## BEGIN Records shown

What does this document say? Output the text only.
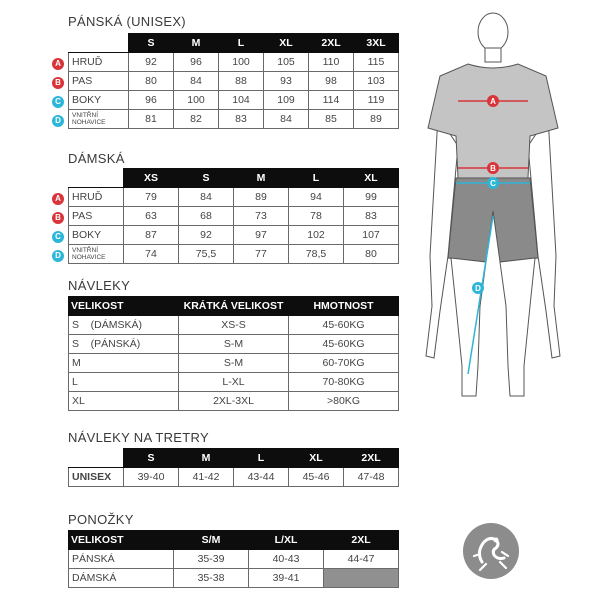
PÁNSKÁ (UNISEX)
A
B
C
D
	S	M	L	XL	2XL	3XL
HRUĎ	92	96	100	105	110	115
PAS	80	84	88	93	98	103
BOKY	96	100	104	109	114	119
VNITŘNÍ NOHAVICE	81	82	83	84	85	89
DÁMSKÁ
A
B
C
D
	XS	S	M	L	XL
HRUĎ	79	84	89	94	99
PAS	63	68	73	78	83
BOKY	87	92	97	102	107
VNITŘNÍ NOHAVICE	74	75,5	77	78,5	80
NÁVLEKY
VELIKOST	KRÁTKÁ VELIKOST	HMOTNOST
S    (DÁMSKÁ)	XS-S	45-60KG
S    (PÁNSKÁ)	S-M	45-60KG
M	S-M	60-70KG
L	L-XL	70-80KG
XL	2XL-3XL	>80KG
NÁVLEKY NA TRETRY
	S	M	L	XL	2XL
UNISEX	39-40	41-42	43-44	45-46	47-48
PONOŽKY
VELIKOST	S/M	L/XL	2XL
PÁNSKÁ	35-39	40-43	44-47
DÁMSKÁ	35-38	39-41	
A
B
C
D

## END Records shown

Extract, from the listing above, every line where the string "NOHAVICE" occurs.

Answer below:
VNITŘNÍ NOHAVICE	81	82	83	84	85	89
VNITŘNÍ NOHAVICE	74	75,5	77	78,5	80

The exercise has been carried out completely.